Records:
▬▬▬▬▬▬
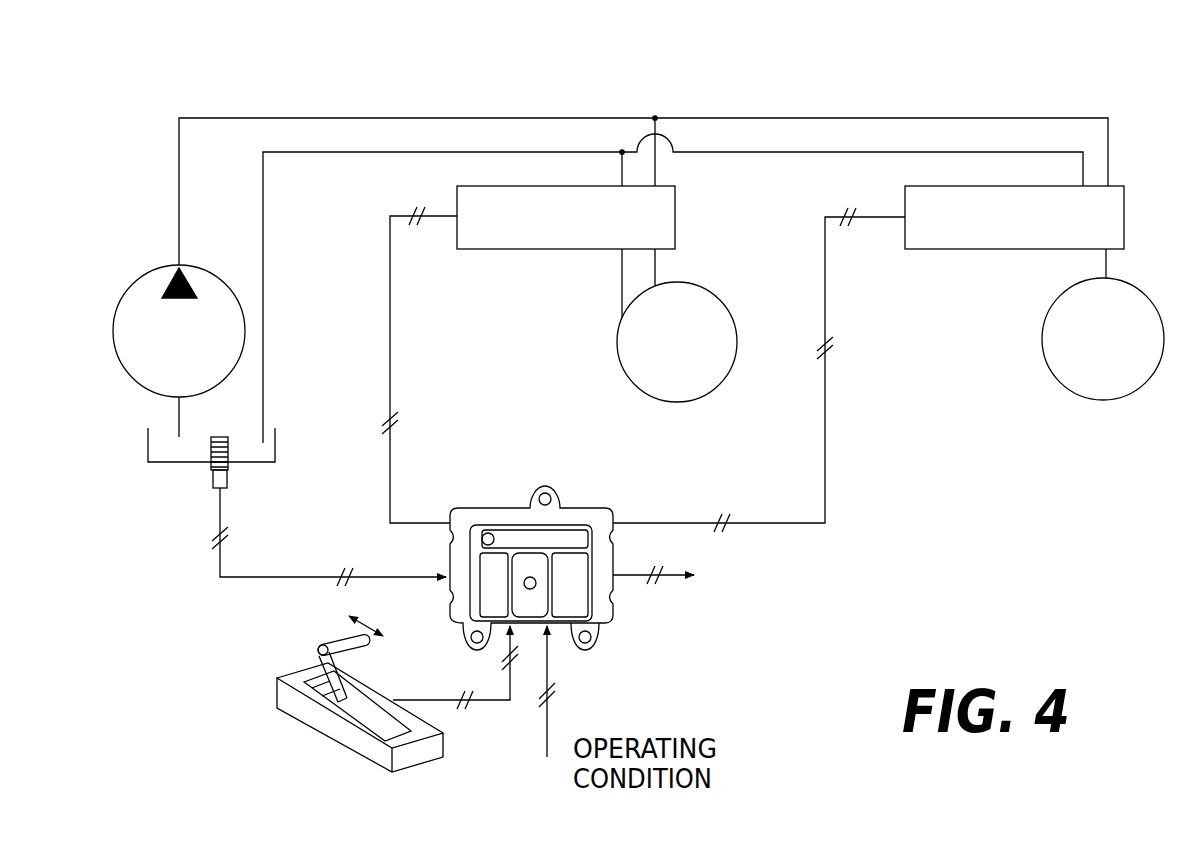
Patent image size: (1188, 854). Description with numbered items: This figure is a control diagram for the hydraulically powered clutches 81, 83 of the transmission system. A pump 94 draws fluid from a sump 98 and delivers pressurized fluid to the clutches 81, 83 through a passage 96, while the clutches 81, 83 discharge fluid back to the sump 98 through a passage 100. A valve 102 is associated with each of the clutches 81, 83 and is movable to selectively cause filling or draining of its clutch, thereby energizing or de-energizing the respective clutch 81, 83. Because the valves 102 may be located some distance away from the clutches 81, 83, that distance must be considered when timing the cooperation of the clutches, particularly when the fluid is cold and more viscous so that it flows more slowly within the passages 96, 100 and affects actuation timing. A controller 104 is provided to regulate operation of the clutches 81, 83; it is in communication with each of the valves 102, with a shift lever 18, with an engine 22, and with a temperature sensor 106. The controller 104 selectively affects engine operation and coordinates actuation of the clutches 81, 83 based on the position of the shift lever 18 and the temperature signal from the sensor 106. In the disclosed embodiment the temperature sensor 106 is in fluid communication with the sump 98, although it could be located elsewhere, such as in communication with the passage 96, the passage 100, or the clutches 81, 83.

The shift lever 18 is at (320, 650).
The engine 22 is at (678, 587).
The clutch 81 is at (692, 357).
The clutch 83 is at (1118, 354).
The pump 94 is at (194, 347).
The passage 96 is at (243, 118).
The sump 98 is at (140, 442).
The passage 100 is at (263, 352).
The valve 102 is at (585, 230).
The controller 104 is at (554, 540).
The temperature sensor 106 is at (228, 475).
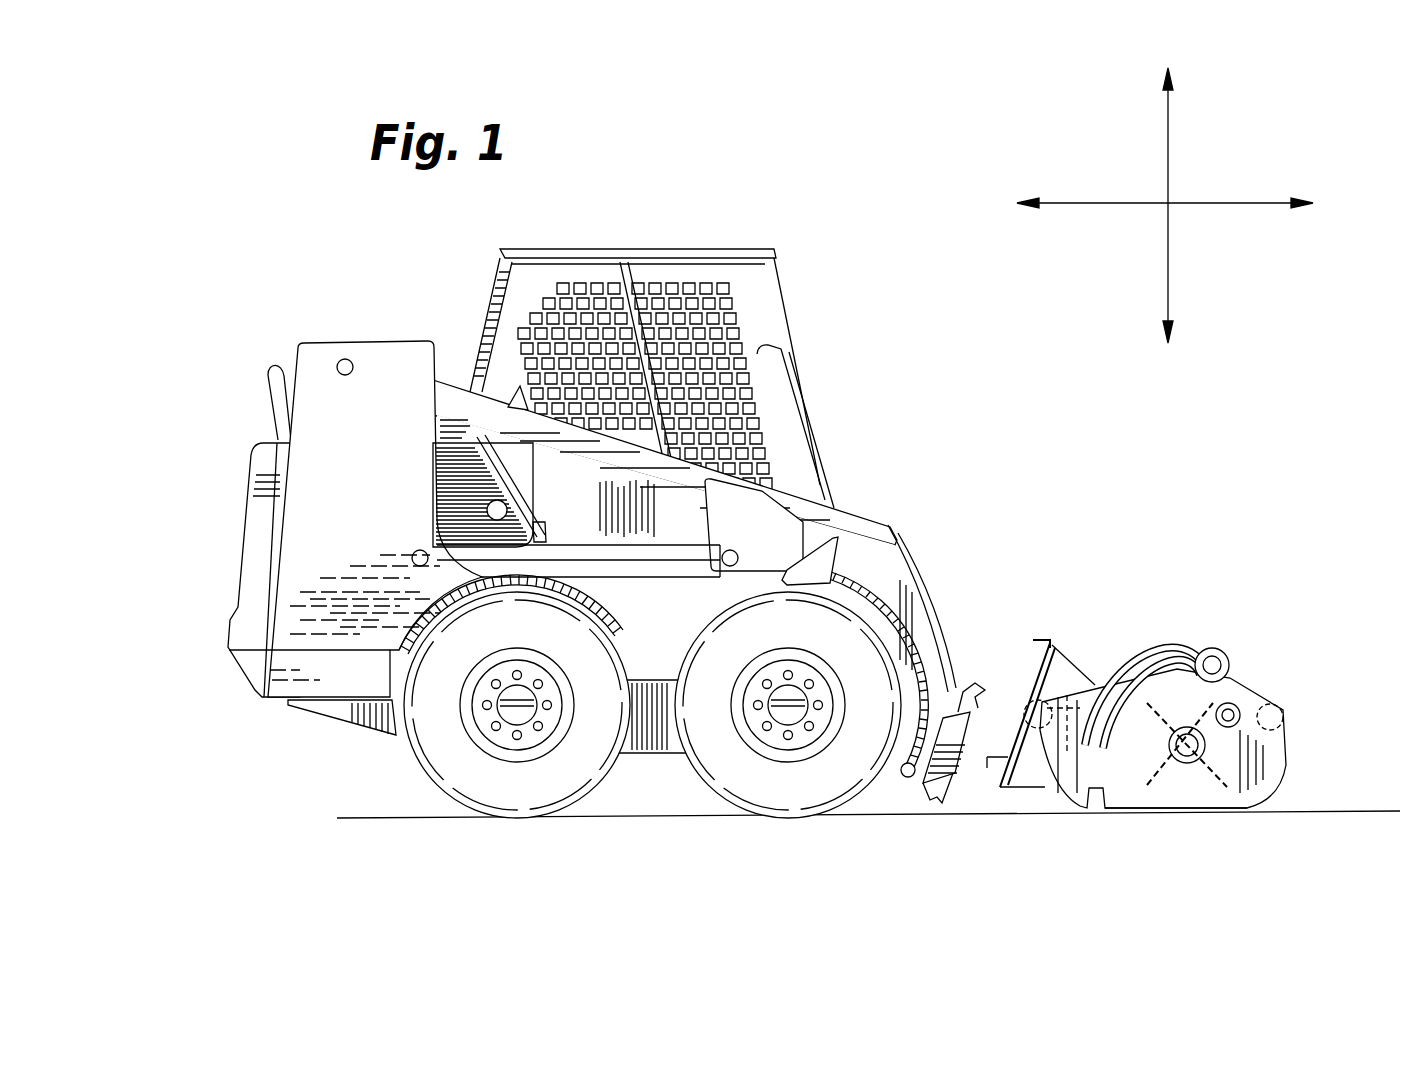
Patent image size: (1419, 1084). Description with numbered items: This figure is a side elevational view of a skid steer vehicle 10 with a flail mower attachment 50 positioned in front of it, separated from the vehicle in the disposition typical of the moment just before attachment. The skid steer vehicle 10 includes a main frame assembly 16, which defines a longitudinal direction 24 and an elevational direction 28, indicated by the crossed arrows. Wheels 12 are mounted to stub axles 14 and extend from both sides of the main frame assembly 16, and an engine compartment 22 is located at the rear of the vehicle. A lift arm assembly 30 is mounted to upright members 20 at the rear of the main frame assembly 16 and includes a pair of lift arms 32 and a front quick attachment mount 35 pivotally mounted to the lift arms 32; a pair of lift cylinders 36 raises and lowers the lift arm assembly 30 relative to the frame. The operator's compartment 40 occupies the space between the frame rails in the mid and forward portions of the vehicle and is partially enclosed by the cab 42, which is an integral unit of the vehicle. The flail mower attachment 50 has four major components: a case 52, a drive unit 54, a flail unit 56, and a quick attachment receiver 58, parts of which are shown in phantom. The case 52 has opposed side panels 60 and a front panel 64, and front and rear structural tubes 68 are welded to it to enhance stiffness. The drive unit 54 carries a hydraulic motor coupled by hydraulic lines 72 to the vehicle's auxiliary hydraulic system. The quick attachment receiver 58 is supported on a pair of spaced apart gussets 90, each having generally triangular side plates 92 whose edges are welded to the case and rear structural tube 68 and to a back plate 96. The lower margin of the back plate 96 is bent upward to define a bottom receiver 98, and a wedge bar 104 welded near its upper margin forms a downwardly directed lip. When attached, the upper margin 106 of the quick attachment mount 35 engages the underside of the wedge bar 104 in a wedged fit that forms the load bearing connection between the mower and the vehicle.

The skid steer vehicle 10 is at (606, 252).
The wheels 12 is at (437, 762).
The stub axles 14 is at (520, 735).
The main frame assembly 16 is at (650, 755).
The upright members 20 is at (330, 357).
The engine compartment 22 is at (260, 548).
The longitudinal direction 24 is at (1232, 205).
The elevational direction 28 is at (1170, 138).
The lift arm assembly 30 is at (828, 520).
The lift arms 32 is at (898, 534).
The quick attachment mount 35 is at (953, 775).
The lift cylinders 36 is at (678, 548).
The operator's compartment 40 is at (738, 313).
The cab 42 is at (492, 350).
The flail mower attachment 50 is at (1188, 697).
The case 52 is at (1133, 806).
The drive unit 54 is at (1280, 700).
The flail unit 56 is at (1196, 765).
The quick attachment receiver 58 is at (1030, 672).
The side panels 60 is at (1285, 763).
The front panel 64 is at (1290, 740).
The structural tubes 68 is at (1290, 700).
The hydraulic lines 72 is at (1220, 652).
The gussets 90 is at (1065, 682).
The side plates 92 is at (1140, 690).
The back plate 96 is at (1027, 700).
The bottom receiver 98 is at (995, 765).
The wedge bar 104 is at (1067, 670).
The upper margin 106 is at (960, 690).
▬▬▬▬▬▬
▶ Task brief
Swap "Patent image size" for "Drawing size" throughout the listing above and give its lines again with nothing else changed. Leave the pictures out of your answer.

▶ Full answer
Drawing size: (1188, 854). Description with numbered items: This figure is a control diagram for the hydraulically powered clutches 81, 83 of the transmission system. A pump 94 draws fluid from a sump 98 and delivers pressurized fluid to the clutches 81, 83 through a passage 96, while the clutches 81, 83 discharge fluid back to the sump 98 through a passage 100. A valve 102 is associated with each of the clutches 81, 83 and is movable to selectively cause filling or draining of its clutch, thereby energizing or de-energizing the respective clutch 81, 83. Because the valves 102 may be located some distance away from the clutches 81, 83, that distance must be considered when timing the cooperation of the clutches, particularly when the fluid is cold and more viscous so that it flows more slowly within the passages 96, 100 and affects actuation timing. A controller 104 is provided to regulate operation of the clutches 81, 83; it is in communication with each of the valves 102, with a shift lever 18, with an engine 22, and with a temperature sensor 106. The controller 104 selectively affects engine operation and coordinates actuation of the clutches 81, 83 based on the position of the shift lever 18 and the temperature signal from the sensor 106. In the disclosed embodiment the temperature sensor 106 is in fluid communication with the sump 98, although it could be located elsewhere, such as in communication with the passage 96, the passage 100, or the clutches 81, 83.

The shift lever 18 is at (320, 650).
The engine 22 is at (678, 587).
The clutch 81 is at (692, 357).
The clutch 83 is at (1118, 354).
The pump 94 is at (194, 347).
The passage 96 is at (243, 118).
The sump 98 is at (140, 442).
The passage 100 is at (263, 352).
The valve 102 is at (585, 230).
The controller 104 is at (554, 540).
The temperature sensor 106 is at (228, 475).
Drawing size: (1419, 1084). Description with numbered items: This figure is a side elevational view of a skid steer vehicle 10 with a flail mower attachment 50 positioned in front of it, separated from the vehicle in the disposition typical of the moment just before attachment. The skid steer vehicle 10 includes a main frame assembly 16, which defines a longitudinal direction 24 and an elevational direction 28, indicated by the crossed arrows. Wheels 12 are mounted to stub axles 14 and extend from both sides of the main frame assembly 16, and an engine compartment 22 is located at the rear of the vehicle. A lift arm assembly 30 is mounted to upright members 20 at the rear of the main frame assembly 16 and includes a pair of lift arms 32 and a front quick attachment mount 35 pivotally mounted to the lift arms 32; a pair of lift cylinders 36 raises and lowers the lift arm assembly 30 relative to the frame. The operator's compartment 40 occupies the space between the frame rails in the mid and forward portions of the vehicle and is partially enclosed by the cab 42, which is an integral unit of the vehicle. The flail mower attachment 50 has four major components: a case 52, a drive unit 54, a flail unit 56, and a quick attachment receiver 58, parts of which are shown in phantom. The case 52 has opposed side panels 60 and a front panel 64, and front and rear structural tubes 68 are welded to it to enhance stiffness. The drive unit 54 carries a hydraulic motor coupled by hydraulic lines 72 to the vehicle's auxiliary hydraulic system. The quick attachment receiver 58 is supported on a pair of spaced apart gussets 90, each having generally triangular side plates 92 whose edges are welded to the case and rear structural tube 68 and to a back plate 96. The lower margin of the back plate 96 is bent upward to define a bottom receiver 98, and a wedge bar 104 welded near its upper margin forms a downwardly directed lip. When attached, the upper margin 106 of the quick attachment mount 35 engages the underside of the wedge bar 104 in a wedged fit that forms the load bearing connection between the mower and the vehicle.

The skid steer vehicle 10 is at (606, 252).
The wheels 12 is at (437, 762).
The stub axles 14 is at (520, 735).
The main frame assembly 16 is at (650, 755).
The upright members 20 is at (330, 357).
The engine compartment 22 is at (260, 548).
The longitudinal direction 24 is at (1232, 205).
The elevational direction 28 is at (1170, 138).
The lift arm assembly 30 is at (828, 520).
The lift arms 32 is at (898, 534).
The quick attachment mount 35 is at (953, 775).
The lift cylinders 36 is at (678, 548).
The operator's compartment 40 is at (738, 313).
The cab 42 is at (492, 350).
The flail mower attachment 50 is at (1188, 697).
The case 52 is at (1133, 806).
The drive unit 54 is at (1280, 700).
The flail unit 56 is at (1196, 765).
The quick attachment receiver 58 is at (1030, 672).
The side panels 60 is at (1285, 763).
The front panel 64 is at (1290, 740).
The structural tubes 68 is at (1290, 700).
The hydraulic lines 72 is at (1220, 652).
The gussets 90 is at (1065, 682).
The side plates 92 is at (1140, 690).
The back plate 96 is at (1027, 700).
The bottom receiver 98 is at (995, 765).
The wedge bar 104 is at (1067, 670).
The upper margin 106 is at (960, 690).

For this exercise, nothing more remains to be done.